**What is asked**
Wherever "this" appears in a line, copy that line.

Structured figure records
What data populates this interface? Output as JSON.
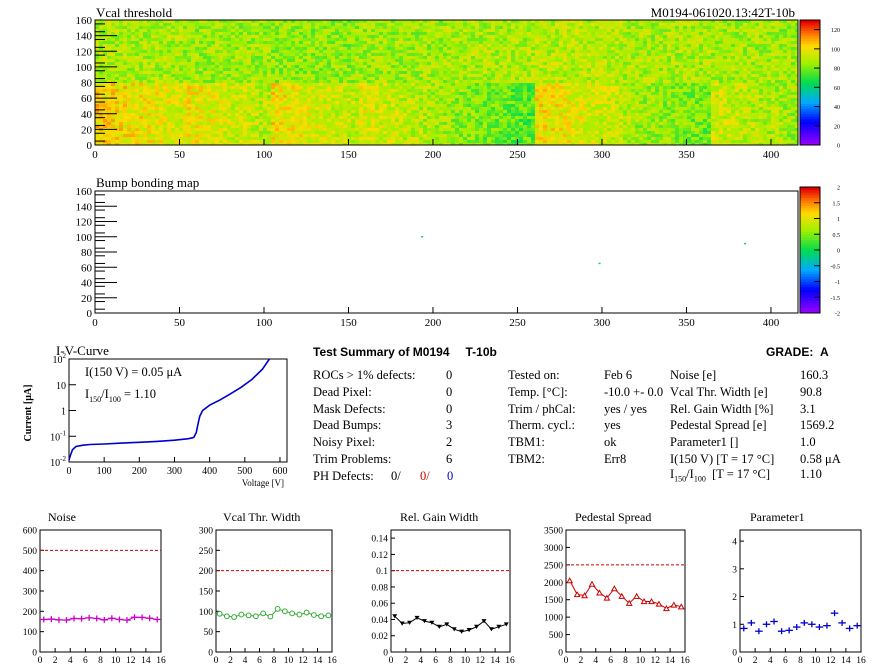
{
  "module_id": "M0194-061020.13:42T-10b",
  "chart_data": [
    {
      "type": "heatmap",
      "title": "Vcal threshold",
      "xlim": [
        0,
        416
      ],
      "ylim": [
        0,
        160
      ],
      "x_ticks": [
        "0",
        "50",
        "100",
        "150",
        "200",
        "250",
        "300",
        "350",
        "400"
      ],
      "y_ticks": [
        "0",
        "20",
        "40",
        "60",
        "80",
        "100",
        "120",
        "140",
        "160"
      ],
      "colorbar_ticks": [
        "0",
        "20",
        "40",
        "60",
        "80",
        "100",
        "120"
      ],
      "colorbar_range": [
        0,
        130
      ],
      "roc_grid": {
        "columns": 8,
        "rows": 2,
        "roc_width": 52,
        "roc_height": 80
      },
      "roc_mean_threshold": {
        "top_row": [
          88,
          86,
          84,
          86,
          88,
          90,
          88,
          87
        ],
        "bottom_row": [
          100,
          95,
          96,
          92,
          80,
          97,
          84,
          90
        ]
      }
    },
    {
      "type": "heatmap",
      "title": "Bump bonding map",
      "xlim": [
        0,
        416
      ],
      "ylim": [
        0,
        160
      ],
      "x_ticks": [
        "0",
        "50",
        "100",
        "150",
        "200",
        "250",
        "300",
        "350",
        "400"
      ],
      "y_ticks": [
        "0",
        "20",
        "40",
        "60",
        "80",
        "100",
        "120",
        "140",
        "160"
      ],
      "colorbar_ticks": [
        "-2",
        "-1.5",
        "-1",
        "-0.5",
        "0",
        "0.5",
        "1",
        "1.5",
        "2"
      ],
      "colorbar_range": [
        -2,
        2
      ],
      "points": [
        {
          "x": 193,
          "y": 101,
          "value": 0
        },
        {
          "x": 298,
          "y": 66,
          "value": 0
        },
        {
          "x": 384,
          "y": 92,
          "value": 0
        }
      ]
    },
    {
      "type": "line",
      "title": "I-V-Curve",
      "xlabel": "Voltage [V]",
      "ylabel": "Current [μA]",
      "xlim": [
        0,
        620
      ],
      "ylim": [
        0.01,
        100
      ],
      "yscale": "log",
      "x_ticks": [
        "0",
        "100",
        "200",
        "300",
        "400",
        "500",
        "600"
      ],
      "y_ticks": [
        "10-2",
        "10-1",
        "1",
        "10",
        "102"
      ],
      "annotation_1": "I(150 V) = 0.05 μA",
      "annotation_2_prefix": "I",
      "annotation_2_sub1": "150",
      "annotation_2_mid": "/I",
      "annotation_2_sub2": "100",
      "annotation_2_value": "=  1.10",
      "series": [
        {
          "x": [
            0,
            5,
            10,
            20,
            40,
            60,
            100,
            150,
            200,
            250,
            300,
            340,
            355,
            362,
            367,
            372,
            380,
            400,
            430,
            460,
            490,
            520,
            550,
            570
          ],
          "y": [
            0.012,
            0.02,
            0.03,
            0.04,
            0.045,
            0.048,
            0.05,
            0.054,
            0.058,
            0.063,
            0.07,
            0.08,
            0.09,
            0.14,
            0.3,
            0.6,
            1.0,
            1.6,
            2.6,
            4.5,
            8,
            16,
            40,
            100
          ]
        }
      ]
    },
    {
      "type": "line",
      "title": "Noise",
      "x": [
        0,
        1,
        2,
        3,
        4,
        5,
        6,
        7,
        8,
        9,
        10,
        11,
        12,
        13,
        14,
        15
      ],
      "values": [
        160,
        162,
        158,
        157,
        165,
        164,
        168,
        165,
        158,
        166,
        160,
        157,
        171,
        170,
        166,
        160
      ],
      "ylim": [
        0,
        600
      ],
      "xlim": [
        0,
        16
      ],
      "threshold": 500,
      "y_ticks": [
        "0",
        "100",
        "200",
        "300",
        "400",
        "500",
        "600"
      ],
      "x_ticks": [
        "0",
        "2",
        "4",
        "6",
        "8",
        "10",
        "12",
        "14",
        "16"
      ],
      "color": "#cc00cc",
      "marker": "cross"
    },
    {
      "type": "line",
      "title": "Vcal Thr. Width",
      "x": [
        0,
        1,
        2,
        3,
        4,
        5,
        6,
        7,
        8,
        9,
        10,
        11,
        12,
        13,
        14,
        15
      ],
      "values": [
        94,
        88,
        86,
        92,
        90,
        88,
        95,
        87,
        106,
        100,
        95,
        92,
        97,
        91,
        88,
        90
      ],
      "ylim": [
        0,
        300
      ],
      "xlim": [
        0,
        16
      ],
      "threshold": 200,
      "y_ticks": [
        "0",
        "50",
        "100",
        "150",
        "200",
        "250",
        "300"
      ],
      "x_ticks": [
        "0",
        "2",
        "4",
        "6",
        "8",
        "10",
        "12",
        "14",
        "16"
      ],
      "color": "#33aa33",
      "marker": "circle"
    },
    {
      "type": "line",
      "title": "Rel. Gain Width",
      "x": [
        0,
        1,
        2,
        3,
        4,
        5,
        6,
        7,
        8,
        9,
        10,
        11,
        12,
        13,
        14,
        15
      ],
      "values": [
        0.044,
        0.035,
        0.036,
        0.042,
        0.038,
        0.036,
        0.031,
        0.034,
        0.028,
        0.025,
        0.027,
        0.031,
        0.038,
        0.028,
        0.031,
        0.034
      ],
      "ylim": [
        0,
        0.15
      ],
      "xlim": [
        0,
        16
      ],
      "threshold": 0.1,
      "y_ticks": [
        "0",
        "0.02",
        "0.04",
        "0.06",
        "0.08",
        "0.1",
        "0.12",
        "0.14"
      ],
      "x_ticks": [
        "0",
        "2",
        "4",
        "6",
        "8",
        "10",
        "12",
        "14",
        "16"
      ],
      "color": "#000000",
      "marker": "triangle-down"
    },
    {
      "type": "line",
      "title": "Pedestal Spread",
      "x": [
        0,
        1,
        2,
        3,
        4,
        5,
        6,
        7,
        8,
        9,
        10,
        11,
        12,
        13,
        14,
        15
      ],
      "values": [
        2050,
        1650,
        1620,
        1950,
        1700,
        1550,
        1820,
        1600,
        1400,
        1600,
        1450,
        1450,
        1380,
        1250,
        1350,
        1300
      ],
      "ylim": [
        0,
        3500
      ],
      "xlim": [
        0,
        16
      ],
      "threshold": 2500,
      "y_ticks": [
        "0",
        "500",
        "1000",
        "1500",
        "2000",
        "2500",
        "3000",
        "3500"
      ],
      "x_ticks": [
        "0",
        "2",
        "4",
        "6",
        "8",
        "10",
        "12",
        "14",
        "16"
      ],
      "color": "#cc0000",
      "marker": "triangle-up"
    },
    {
      "type": "scatter",
      "title": "Parameter1",
      "x": [
        0,
        1,
        2,
        3,
        4,
        5,
        6,
        7,
        8,
        9,
        10,
        11,
        12,
        13,
        14,
        15
      ],
      "values": [
        0.85,
        1.05,
        0.75,
        1.0,
        1.1,
        0.75,
        0.78,
        0.9,
        1.05,
        1.0,
        0.9,
        0.95,
        1.4,
        1.05,
        0.85,
        0.95
      ],
      "ylim": [
        0,
        4.4
      ],
      "xlim": [
        0,
        16
      ],
      "y_ticks": [
        "0",
        "1",
        "2",
        "3",
        "4"
      ],
      "x_ticks": [
        "0",
        "2",
        "4",
        "6",
        "8",
        "10",
        "12",
        "14",
        "16"
      ],
      "color": "#0000cc",
      "marker": "cross"
    }
  ],
  "summary": {
    "title": "Test Summary of M0194",
    "tag": "T-10b",
    "grade_label": "GRADE:",
    "grade": "A",
    "defects": [
      {
        "label": "ROCs > 1% defects:",
        "value": "0"
      },
      {
        "label": "Dead Pixel:",
        "value": "0"
      },
      {
        "label": "Mask Defects:",
        "value": "0"
      },
      {
        "label": "Dead Bumps:",
        "value": "3"
      },
      {
        "label": "Noisy Pixel:",
        "value": "2"
      },
      {
        "label": "Trim Problems:",
        "value": "6"
      }
    ],
    "ph_defects": {
      "label": "PH Defects:",
      "v1": "0/",
      "v2": "0/",
      "v3": "0",
      "c2": "#cc0000",
      "c3": "#0000cc"
    },
    "conditions": [
      {
        "label": "Tested on:",
        "value": "Feb 6"
      },
      {
        "label": "Temp. [°C]:",
        "value": "-10.0 +- 0.0"
      },
      {
        "label": "Trim / phCal:",
        "value": "yes / yes"
      },
      {
        "label": "Therm. cycl.:",
        "value": "yes"
      },
      {
        "label": "TBM1:",
        "value": "ok"
      },
      {
        "label": "TBM2:",
        "value": "Err8"
      }
    ],
    "results": [
      {
        "label": "Noise [e]",
        "value": "160.3"
      },
      {
        "label": "Vcal Thr. Width [e]",
        "value": "90.8"
      },
      {
        "label": "Rel. Gain Width [%]",
        "value": "3.1"
      },
      {
        "label": "Pedestal Spread [e]",
        "value": "1569.2"
      },
      {
        "label": "Parameter1 []",
        "value": "1.0"
      },
      {
        "label": "I(150 V) [T = 17 °C]",
        "value": "0.58 μA"
      }
    ],
    "ratio_label": {
      "a": "I",
      "s1": "150",
      "b": "/I",
      "s2": "100",
      "c": "[T = 17 °C]"
    },
    "ratio_value": "1.10"
  }
}
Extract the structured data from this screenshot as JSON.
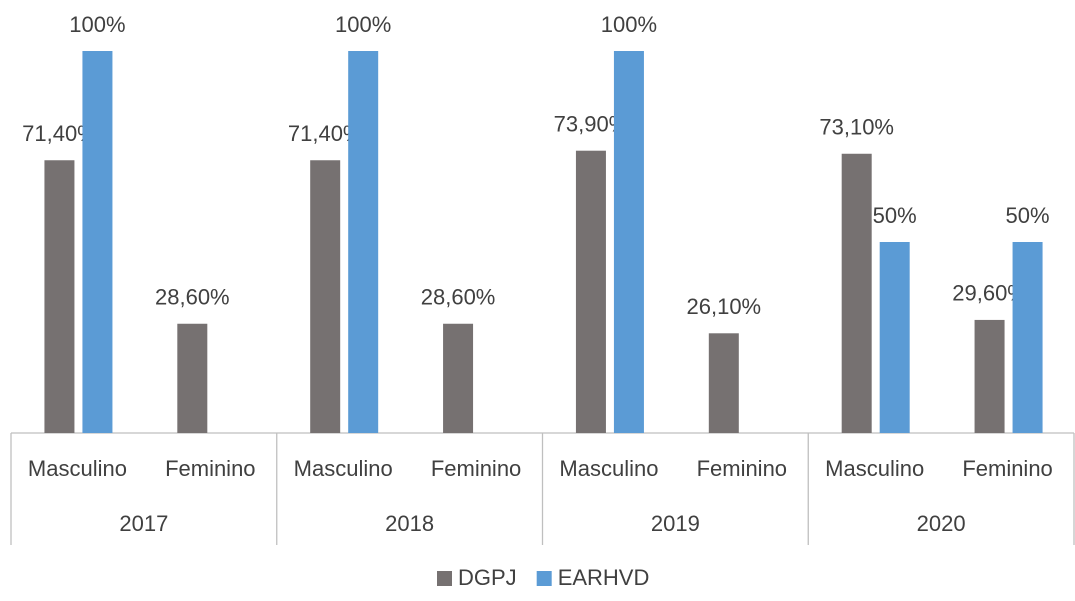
{
  "chart_data": {
    "type": "bar",
    "categories": [
      "Masculino",
      "Feminino",
      "Masculino",
      "Feminino",
      "Masculino",
      "Feminino",
      "Masculino",
      "Feminino"
    ],
    "groups": [
      "2017",
      "2018",
      "2019",
      "2020"
    ],
    "series": [
      {
        "name": "DGPJ",
        "color": "#767171",
        "values": [
          71.4,
          28.6,
          71.4,
          28.6,
          73.9,
          26.1,
          73.1,
          29.6
        ],
        "value_labels": [
          "71,40%",
          "28,60%",
          "71,40%",
          "28,60%",
          "73,90%",
          "26,10%",
          "73,10%",
          "29,60%"
        ]
      },
      {
        "name": "EARHVD",
        "color": "#5b9bd5",
        "values": [
          100,
          null,
          100,
          null,
          100,
          null,
          50,
          50
        ],
        "value_labels": [
          "100%",
          null,
          "100%",
          null,
          "100%",
          null,
          "50%",
          "50%"
        ]
      }
    ],
    "ylim": [
      0,
      100
    ],
    "legend": "bottom"
  }
}
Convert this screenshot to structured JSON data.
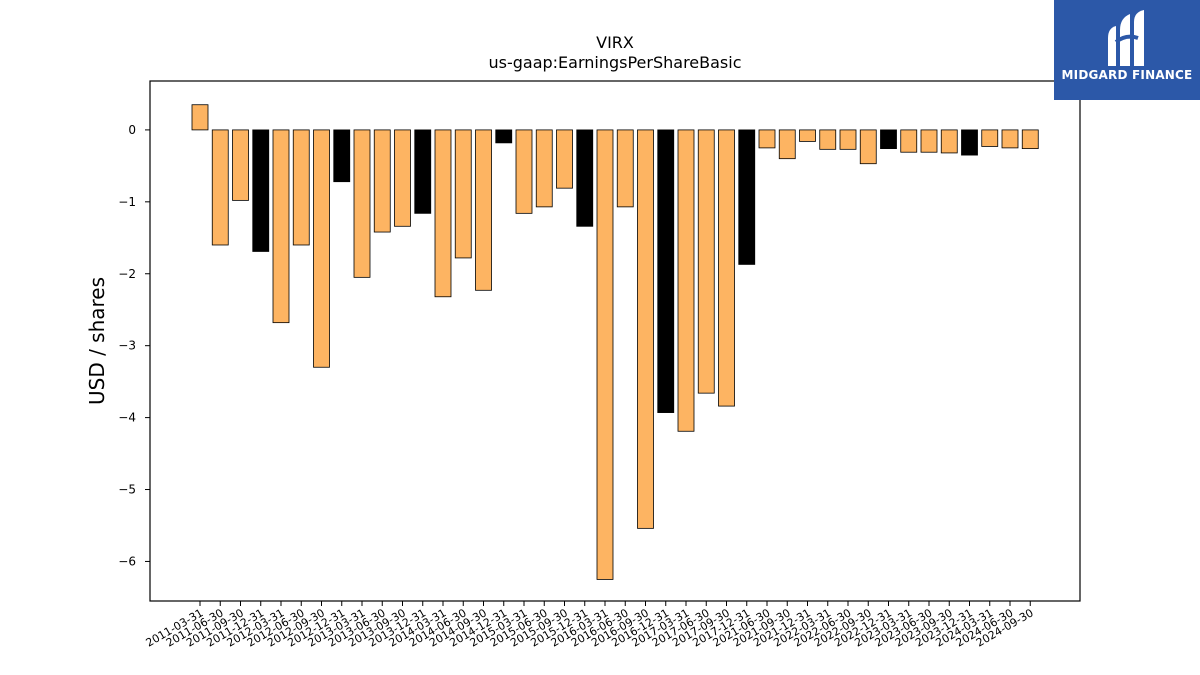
{
  "logo": {
    "name": "MIDGARD FINANCE",
    "background": "#2c58a8"
  },
  "chart_data": {
    "type": "bar",
    "title": "VIRX",
    "subtitle": "us-gaap:EarningsPerShareBasic",
    "xlabel": "",
    "ylabel": "USD / shares",
    "ylim": [
      -6.55,
      0.68
    ],
    "yticks": [
      0,
      -1,
      -2,
      -3,
      -4,
      -5,
      -6
    ],
    "grid": false,
    "colors": {
      "quarter": "#fdb462",
      "annual": "#000000",
      "edge": "#000000"
    },
    "categories": [
      "2011-03-31",
      "2011-06-30",
      "2011-09-30",
      "2011-12-31",
      "2012-03-31",
      "2012-06-30",
      "2012-09-30",
      "2012-12-31",
      "2013-03-31",
      "2013-06-30",
      "2013-09-30",
      "2013-12-31",
      "2014-03-31",
      "2014-06-30",
      "2014-09-30",
      "2014-12-31",
      "2015-03-31",
      "2015-06-30",
      "2015-09-30",
      "2015-12-31",
      "2016-03-31",
      "2016-06-30",
      "2016-09-30",
      "2016-12-31",
      "2017-03-31",
      "2017-06-30",
      "2017-09-30",
      "2017-12-31",
      "2021-06-30",
      "2021-09-30",
      "2021-12-31",
      "2022-03-31",
      "2022-06-30",
      "2022-09-30",
      "2022-12-31",
      "2023-03-31",
      "2023-06-30",
      "2023-09-30",
      "2023-12-31",
      "2024-03-31",
      "2024-06-30",
      "2024-09-30"
    ],
    "values": [
      0.35,
      -1.6,
      -0.98,
      -1.69,
      -2.68,
      -1.6,
      -3.3,
      -0.72,
      -2.05,
      -1.42,
      -1.34,
      -1.16,
      -2.32,
      -1.78,
      -2.23,
      -0.18,
      -1.16,
      -1.07,
      -0.81,
      -1.34,
      -6.25,
      -1.07,
      -5.54,
      -3.93,
      -4.19,
      -3.66,
      -3.84,
      -1.87,
      -0.25,
      -0.4,
      -0.16,
      -0.27,
      -0.27,
      -0.47,
      -0.26,
      -0.31,
      -0.31,
      -0.32,
      -0.35,
      -0.23,
      -0.25,
      -0.26
    ],
    "annual": [
      false,
      false,
      false,
      true,
      false,
      false,
      false,
      true,
      false,
      false,
      false,
      true,
      false,
      false,
      false,
      true,
      false,
      false,
      false,
      true,
      false,
      false,
      false,
      true,
      false,
      false,
      false,
      true,
      false,
      false,
      false,
      false,
      false,
      false,
      true,
      false,
      false,
      false,
      true,
      false,
      false,
      false
    ]
  }
}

**Response to the exercise**
What data populates this interface? Output as JSON.
Extract the structured data from this screenshot as JSON.
Convert this screenshot to structured JSON data.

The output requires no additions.